━━━━━ MATERIAL PROVIDED ━━━━━

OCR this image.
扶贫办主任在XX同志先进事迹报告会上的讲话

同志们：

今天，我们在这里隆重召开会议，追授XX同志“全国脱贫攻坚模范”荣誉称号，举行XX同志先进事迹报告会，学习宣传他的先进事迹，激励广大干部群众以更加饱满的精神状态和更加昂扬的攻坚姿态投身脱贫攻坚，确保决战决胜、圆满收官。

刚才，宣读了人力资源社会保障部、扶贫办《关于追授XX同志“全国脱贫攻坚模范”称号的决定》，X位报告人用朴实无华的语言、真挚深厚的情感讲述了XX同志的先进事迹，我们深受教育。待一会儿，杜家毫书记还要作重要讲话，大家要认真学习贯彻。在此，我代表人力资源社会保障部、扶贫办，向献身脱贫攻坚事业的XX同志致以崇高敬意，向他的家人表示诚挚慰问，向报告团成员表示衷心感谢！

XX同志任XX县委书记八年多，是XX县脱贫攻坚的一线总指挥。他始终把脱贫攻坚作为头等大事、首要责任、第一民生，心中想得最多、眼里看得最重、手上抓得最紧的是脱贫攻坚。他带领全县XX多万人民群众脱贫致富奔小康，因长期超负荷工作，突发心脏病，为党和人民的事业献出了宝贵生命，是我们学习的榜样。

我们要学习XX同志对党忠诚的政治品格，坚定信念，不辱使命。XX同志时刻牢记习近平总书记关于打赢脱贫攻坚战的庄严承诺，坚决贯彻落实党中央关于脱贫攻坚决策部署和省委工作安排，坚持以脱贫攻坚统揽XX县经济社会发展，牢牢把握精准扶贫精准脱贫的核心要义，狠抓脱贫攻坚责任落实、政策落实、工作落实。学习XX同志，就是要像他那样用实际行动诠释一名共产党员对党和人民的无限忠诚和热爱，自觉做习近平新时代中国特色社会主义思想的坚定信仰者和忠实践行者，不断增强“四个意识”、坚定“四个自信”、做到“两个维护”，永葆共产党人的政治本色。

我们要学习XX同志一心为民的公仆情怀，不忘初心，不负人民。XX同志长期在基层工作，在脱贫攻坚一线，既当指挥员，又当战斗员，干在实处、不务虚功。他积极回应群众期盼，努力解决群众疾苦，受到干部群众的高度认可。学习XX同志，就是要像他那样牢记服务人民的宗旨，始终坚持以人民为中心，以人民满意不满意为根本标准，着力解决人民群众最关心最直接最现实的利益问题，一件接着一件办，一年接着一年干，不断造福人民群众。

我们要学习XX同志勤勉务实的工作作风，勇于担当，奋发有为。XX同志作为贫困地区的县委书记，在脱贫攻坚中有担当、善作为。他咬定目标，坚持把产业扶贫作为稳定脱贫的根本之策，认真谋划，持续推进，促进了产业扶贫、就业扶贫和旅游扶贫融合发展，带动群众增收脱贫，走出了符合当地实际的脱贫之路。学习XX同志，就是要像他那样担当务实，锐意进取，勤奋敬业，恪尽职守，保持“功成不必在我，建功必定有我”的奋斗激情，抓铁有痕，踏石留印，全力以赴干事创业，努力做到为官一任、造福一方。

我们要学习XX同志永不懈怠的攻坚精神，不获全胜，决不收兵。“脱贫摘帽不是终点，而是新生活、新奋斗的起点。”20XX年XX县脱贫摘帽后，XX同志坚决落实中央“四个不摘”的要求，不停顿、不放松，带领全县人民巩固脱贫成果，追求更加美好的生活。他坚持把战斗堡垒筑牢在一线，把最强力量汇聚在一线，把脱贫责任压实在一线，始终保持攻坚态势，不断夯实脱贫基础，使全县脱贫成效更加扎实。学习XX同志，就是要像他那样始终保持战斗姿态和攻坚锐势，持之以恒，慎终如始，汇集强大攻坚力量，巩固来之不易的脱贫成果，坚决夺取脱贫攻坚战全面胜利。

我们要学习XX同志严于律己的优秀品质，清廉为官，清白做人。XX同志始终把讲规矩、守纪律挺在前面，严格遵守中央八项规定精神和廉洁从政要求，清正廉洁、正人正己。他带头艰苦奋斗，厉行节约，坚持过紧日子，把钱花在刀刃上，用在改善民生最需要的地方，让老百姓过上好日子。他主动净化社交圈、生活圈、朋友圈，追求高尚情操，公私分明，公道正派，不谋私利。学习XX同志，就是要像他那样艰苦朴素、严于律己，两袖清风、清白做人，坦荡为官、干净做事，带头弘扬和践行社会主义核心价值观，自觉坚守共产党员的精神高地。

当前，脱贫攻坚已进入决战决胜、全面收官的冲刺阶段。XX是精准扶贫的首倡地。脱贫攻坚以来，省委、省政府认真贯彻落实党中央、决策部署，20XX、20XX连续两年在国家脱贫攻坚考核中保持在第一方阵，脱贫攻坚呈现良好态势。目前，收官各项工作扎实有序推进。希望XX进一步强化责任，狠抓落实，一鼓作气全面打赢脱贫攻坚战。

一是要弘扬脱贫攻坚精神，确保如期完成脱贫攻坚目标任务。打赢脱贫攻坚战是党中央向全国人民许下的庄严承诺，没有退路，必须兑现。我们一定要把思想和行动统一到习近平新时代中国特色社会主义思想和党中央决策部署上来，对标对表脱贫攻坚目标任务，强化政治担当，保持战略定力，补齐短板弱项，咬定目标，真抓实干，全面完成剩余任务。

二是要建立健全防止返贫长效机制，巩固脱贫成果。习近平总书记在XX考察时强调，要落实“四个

━━━━━
━━━━━ MATERIAL PROVIDED ━━━━━

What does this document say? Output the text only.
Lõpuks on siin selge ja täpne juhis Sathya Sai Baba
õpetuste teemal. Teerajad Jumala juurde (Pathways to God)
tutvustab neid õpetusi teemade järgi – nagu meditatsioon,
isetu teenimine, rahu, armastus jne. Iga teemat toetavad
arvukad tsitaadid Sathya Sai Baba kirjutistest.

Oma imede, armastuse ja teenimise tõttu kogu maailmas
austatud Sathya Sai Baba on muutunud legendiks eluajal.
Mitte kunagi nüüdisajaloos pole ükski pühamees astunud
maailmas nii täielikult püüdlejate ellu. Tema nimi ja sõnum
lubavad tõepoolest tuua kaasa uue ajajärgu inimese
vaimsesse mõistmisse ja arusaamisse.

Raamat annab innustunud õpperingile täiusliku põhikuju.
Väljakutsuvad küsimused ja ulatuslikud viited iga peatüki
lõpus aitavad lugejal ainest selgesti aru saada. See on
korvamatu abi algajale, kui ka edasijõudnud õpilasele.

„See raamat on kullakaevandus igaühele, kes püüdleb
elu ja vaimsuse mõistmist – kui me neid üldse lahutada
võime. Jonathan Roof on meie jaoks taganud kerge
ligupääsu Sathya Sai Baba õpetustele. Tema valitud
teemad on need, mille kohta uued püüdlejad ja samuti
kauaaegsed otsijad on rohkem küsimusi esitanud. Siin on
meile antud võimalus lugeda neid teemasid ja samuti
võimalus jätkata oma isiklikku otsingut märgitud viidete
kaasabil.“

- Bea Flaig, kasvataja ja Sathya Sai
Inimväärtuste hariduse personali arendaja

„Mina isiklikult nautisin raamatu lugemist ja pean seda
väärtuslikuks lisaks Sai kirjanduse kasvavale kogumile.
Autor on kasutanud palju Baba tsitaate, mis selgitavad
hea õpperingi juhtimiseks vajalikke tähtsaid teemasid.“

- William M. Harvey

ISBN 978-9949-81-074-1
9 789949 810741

━━━━━
━━━━━ MATERIAL PROVIDED ━━━━━

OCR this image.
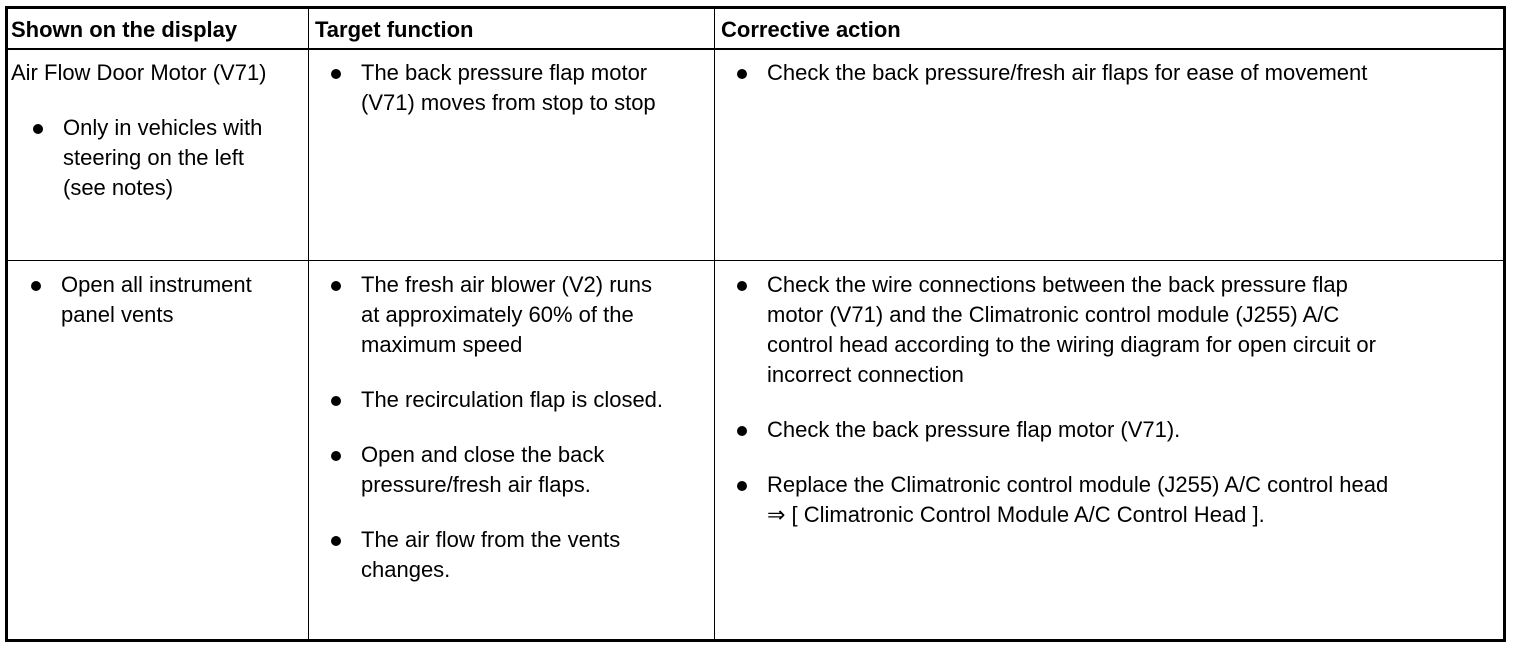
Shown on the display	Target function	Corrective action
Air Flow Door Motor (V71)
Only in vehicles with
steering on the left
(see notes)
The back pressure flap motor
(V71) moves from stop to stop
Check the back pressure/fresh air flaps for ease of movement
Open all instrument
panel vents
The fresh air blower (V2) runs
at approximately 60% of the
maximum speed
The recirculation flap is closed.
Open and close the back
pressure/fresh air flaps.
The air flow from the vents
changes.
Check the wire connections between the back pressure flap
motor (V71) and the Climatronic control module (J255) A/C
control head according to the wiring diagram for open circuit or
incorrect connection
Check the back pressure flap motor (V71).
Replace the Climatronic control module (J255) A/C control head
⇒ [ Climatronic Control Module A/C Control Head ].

━━━━━

• [WHAT THE TASK REQUIRES]
Determine how many lines of the listing above include the word "võimalus", and report that number only.

• [SOLUTION BELOW]
2